▶ **Aim**
Retype the material below. Keep every word exactly as it is.

═════ Task inputs ═════

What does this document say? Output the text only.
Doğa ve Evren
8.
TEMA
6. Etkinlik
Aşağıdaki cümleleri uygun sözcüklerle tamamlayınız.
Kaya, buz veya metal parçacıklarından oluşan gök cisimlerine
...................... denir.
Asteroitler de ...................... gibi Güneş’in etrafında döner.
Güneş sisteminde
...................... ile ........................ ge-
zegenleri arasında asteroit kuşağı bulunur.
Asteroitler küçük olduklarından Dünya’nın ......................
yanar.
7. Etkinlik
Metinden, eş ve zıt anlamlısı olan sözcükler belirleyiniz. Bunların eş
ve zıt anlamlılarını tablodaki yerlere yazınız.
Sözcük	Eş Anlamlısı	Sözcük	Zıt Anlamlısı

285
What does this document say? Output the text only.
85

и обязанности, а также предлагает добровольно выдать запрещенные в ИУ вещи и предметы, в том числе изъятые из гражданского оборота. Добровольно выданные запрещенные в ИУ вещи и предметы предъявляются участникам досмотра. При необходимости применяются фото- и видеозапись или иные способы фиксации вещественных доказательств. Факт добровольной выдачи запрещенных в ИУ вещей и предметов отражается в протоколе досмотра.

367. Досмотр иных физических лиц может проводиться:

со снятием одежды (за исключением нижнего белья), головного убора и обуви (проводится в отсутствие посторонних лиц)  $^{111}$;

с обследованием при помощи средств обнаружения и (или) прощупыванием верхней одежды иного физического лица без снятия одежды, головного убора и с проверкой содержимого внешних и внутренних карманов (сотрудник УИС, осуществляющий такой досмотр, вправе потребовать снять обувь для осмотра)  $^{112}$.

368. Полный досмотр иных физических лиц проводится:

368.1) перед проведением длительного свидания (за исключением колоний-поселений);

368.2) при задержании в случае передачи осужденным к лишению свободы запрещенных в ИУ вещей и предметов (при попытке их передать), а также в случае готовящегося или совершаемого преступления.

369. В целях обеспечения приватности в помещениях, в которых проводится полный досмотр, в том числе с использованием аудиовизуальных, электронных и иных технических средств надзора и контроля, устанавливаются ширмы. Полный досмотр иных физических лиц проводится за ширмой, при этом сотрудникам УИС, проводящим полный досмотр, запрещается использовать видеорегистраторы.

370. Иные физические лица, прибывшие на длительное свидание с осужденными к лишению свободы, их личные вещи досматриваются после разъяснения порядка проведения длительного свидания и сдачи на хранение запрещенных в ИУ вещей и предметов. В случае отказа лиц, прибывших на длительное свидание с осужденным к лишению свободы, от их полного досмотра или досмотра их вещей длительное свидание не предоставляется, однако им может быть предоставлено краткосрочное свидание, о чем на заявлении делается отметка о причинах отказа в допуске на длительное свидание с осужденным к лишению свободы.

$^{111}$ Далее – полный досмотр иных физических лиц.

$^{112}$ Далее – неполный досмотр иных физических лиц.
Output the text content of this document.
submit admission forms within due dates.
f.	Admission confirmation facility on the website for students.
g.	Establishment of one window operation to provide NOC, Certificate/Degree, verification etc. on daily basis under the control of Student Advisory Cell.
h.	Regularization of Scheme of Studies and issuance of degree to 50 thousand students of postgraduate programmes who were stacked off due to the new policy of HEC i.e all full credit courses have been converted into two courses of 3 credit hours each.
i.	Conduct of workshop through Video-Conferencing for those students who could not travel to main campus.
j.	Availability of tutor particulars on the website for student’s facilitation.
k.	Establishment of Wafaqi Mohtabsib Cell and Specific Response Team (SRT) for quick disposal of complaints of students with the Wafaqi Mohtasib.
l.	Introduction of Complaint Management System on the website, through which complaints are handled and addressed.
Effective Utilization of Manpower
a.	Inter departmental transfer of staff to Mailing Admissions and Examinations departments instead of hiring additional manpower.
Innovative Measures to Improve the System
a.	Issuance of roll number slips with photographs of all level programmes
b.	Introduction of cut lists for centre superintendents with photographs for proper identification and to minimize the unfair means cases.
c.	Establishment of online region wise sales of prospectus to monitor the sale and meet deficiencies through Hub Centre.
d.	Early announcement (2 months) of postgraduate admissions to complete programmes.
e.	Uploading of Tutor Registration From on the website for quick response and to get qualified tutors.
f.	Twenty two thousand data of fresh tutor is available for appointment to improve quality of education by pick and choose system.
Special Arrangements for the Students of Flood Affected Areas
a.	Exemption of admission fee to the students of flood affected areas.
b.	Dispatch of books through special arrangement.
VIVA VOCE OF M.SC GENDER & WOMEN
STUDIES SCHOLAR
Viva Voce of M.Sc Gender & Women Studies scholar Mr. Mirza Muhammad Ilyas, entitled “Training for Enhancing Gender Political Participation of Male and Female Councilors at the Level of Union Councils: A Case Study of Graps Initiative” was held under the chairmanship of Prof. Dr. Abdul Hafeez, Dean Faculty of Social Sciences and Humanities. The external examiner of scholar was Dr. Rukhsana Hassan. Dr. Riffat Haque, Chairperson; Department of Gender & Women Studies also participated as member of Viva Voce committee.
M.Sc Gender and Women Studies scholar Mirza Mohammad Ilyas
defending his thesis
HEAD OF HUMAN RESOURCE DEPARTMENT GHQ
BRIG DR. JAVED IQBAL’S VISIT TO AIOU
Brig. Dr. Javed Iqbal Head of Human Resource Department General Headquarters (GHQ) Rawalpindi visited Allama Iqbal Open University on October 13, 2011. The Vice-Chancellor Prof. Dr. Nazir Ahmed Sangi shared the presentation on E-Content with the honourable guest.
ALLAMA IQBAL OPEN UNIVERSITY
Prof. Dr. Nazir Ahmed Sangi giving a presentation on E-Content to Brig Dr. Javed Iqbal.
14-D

═════

▶ **Correct answer**
What does this document say? Output the text only.
Doğa ve Evren
8.
TEMA
6. Etkinlik
Aşağıdaki cümleleri uygun sözcüklerle tamamlayınız.
Kaya, buz veya metal parçacıklarından oluşan gök cisimlerine
...................... denir.
Asteroitler de ...................... gibi Güneş’in etrafında döner.
Güneş sisteminde
...................... ile ........................ ge-
zegenleri arasında asteroit kuşağı bulunur.
Asteroitler küçük olduklarından Dünya’nın ......................
yanar.
7. Etkinlik
Metinden, eş ve zıt anlamlısı olan sözcükler belirleyiniz. Bunların eş
ve zıt anlamlılarını tablodaki yerlere yazınız.
Sözcük	Eş Anlamlısı	Sözcük	Zıt Anlamlısı

285
What does this document say? Output the text only.
85

и обязанности, а также предлагает добровольно выдать запрещенные в ИУ вещи и предметы, в том числе изъятые из гражданского оборота. Добровольно выданные запрещенные в ИУ вещи и предметы предъявляются участникам досмотра. При необходимости применяются фото- и видеозапись или иные способы фиксации вещественных доказательств. Факт добровольной выдачи запрещенных в ИУ вещей и предметов отражается в протоколе досмотра.

367. Досмотр иных физических лиц может проводиться:

со снятием одежды (за исключением нижнего белья), головного убора и обуви (проводится в отсутствие посторонних лиц)  $^{111}$;

с обследованием при помощи средств обнаружения и (или) прощупыванием верхней одежды иного физического лица без снятия одежды, головного убора и с проверкой содержимого внешних и внутренних карманов (сотрудник УИС, осуществляющий такой досмотр, вправе потребовать снять обувь для осмотра)  $^{112}$.

368. Полный досмотр иных физических лиц проводится:

368.1) перед проведением длительного свидания (за исключением колоний-поселений);

368.2) при задержании в случае передачи осужденным к лишению свободы запрещенных в ИУ вещей и предметов (при попытке их передать), а также в случае готовящегося или совершаемого преступления.

369. В целях обеспечения приватности в помещениях, в которых проводится полный досмотр, в том числе с использованием аудиовизуальных, электронных и иных технических средств надзора и контроля, устанавливаются ширмы. Полный досмотр иных физических лиц проводится за ширмой, при этом сотрудникам УИС, проводящим полный досмотр, запрещается использовать видеорегистраторы.

370. Иные физические лица, прибывшие на длительное свидание с осужденными к лишению свободы, их личные вещи досматриваются после разъяснения порядка проведения длительного свидания и сдачи на хранение запрещенных в ИУ вещей и предметов. В случае отказа лиц, прибывших на длительное свидание с осужденным к лишению свободы, от их полного досмотра или досмотра их вещей длительное свидание не предоставляется, однако им может быть предоставлено краткосрочное свидание, о чем на заявлении делается отметка о причинах отказа в допуске на длительное свидание с осужденным к лишению свободы.

$^{111}$ Далее – полный досмотр иных физических лиц.

$^{112}$ Далее – неполный досмотр иных физических лиц.
Output the text content of this document.
submit admission forms within due dates.
f.	Admission confirmation facility on the website for students.
g.	Establishment of one window operation to provide NOC, Certificate/Degree, verification etc. on daily basis under the control of Student Advisory Cell.
h.	Regularization of Scheme of Studies and issuance of degree to 50 thousand students of postgraduate programmes who were stacked off due to the new policy of HEC i.e all full credit courses have been converted into two courses of 3 credit hours each.
i.	Conduct of workshop through Video-Conferencing for those students who could not travel to main campus.
j.	Availability of tutor particulars on the website for student’s facilitation.
k.	Establishment of Wafaqi Mohtabsib Cell and Specific Response Team (SRT) for quick disposal of complaints of students with the Wafaqi Mohtasib.
l.	Introduction of Complaint Management System on the website, through which complaints are handled and addressed.
Effective Utilization of Manpower
a.	Inter departmental transfer of staff to Mailing Admissions and Examinations departments instead of hiring additional manpower.
Innovative Measures to Improve the System
a.	Issuance of roll number slips with photographs of all level programmes
b.	Introduction of cut lists for centre superintendents with photographs for proper identification and to minimize the unfair means cases.
c.	Establishment of online region wise sales of prospectus to monitor the sale and meet deficiencies through Hub Centre.
d.	Early announcement (2 months) of postgraduate admissions to complete programmes.
e.	Uploading of Tutor Registration From on the website for quick response and to get qualified tutors.
f.	Twenty two thousand data of fresh tutor is available for appointment to improve quality of education by pick and choose system.
Special Arrangements for the Students of Flood Affected Areas
a.	Exemption of admission fee to the students of flood affected areas.
b.	Dispatch of books through special arrangement.
VIVA VOCE OF M.SC GENDER & WOMEN
STUDIES SCHOLAR
Viva Voce of M.Sc Gender & Women Studies scholar Mr. Mirza Muhammad Ilyas, entitled “Training for Enhancing Gender Political Participation of Male and Female Councilors at the Level of Union Councils: A Case Study of Graps Initiative” was held under the chairmanship of Prof. Dr. Abdul Hafeez, Dean Faculty of Social Sciences and Humanities. The external examiner of scholar was Dr. Rukhsana Hassan. Dr. Riffat Haque, Chairperson; Department of Gender & Women Studies also participated as member of Viva Voce committee.
M.Sc Gender and Women Studies scholar Mirza Mohammad Ilyas
defending his thesis
HEAD OF HUMAN RESOURCE DEPARTMENT GHQ
BRIG DR. JAVED IQBAL’S VISIT TO AIOU
Brig. Dr. Javed Iqbal Head of Human Resource Department General Headquarters (GHQ) Rawalpindi visited Allama Iqbal Open University on October 13, 2011. The Vice-Chancellor Prof. Dr. Nazir Ahmed Sangi shared the presentation on E-Content with the honourable guest.
ALLAMA IQBAL OPEN UNIVERSITY
Prof. Dr. Nazir Ahmed Sangi giving a presentation on E-Content to Brig Dr. Javed Iqbal.
14-D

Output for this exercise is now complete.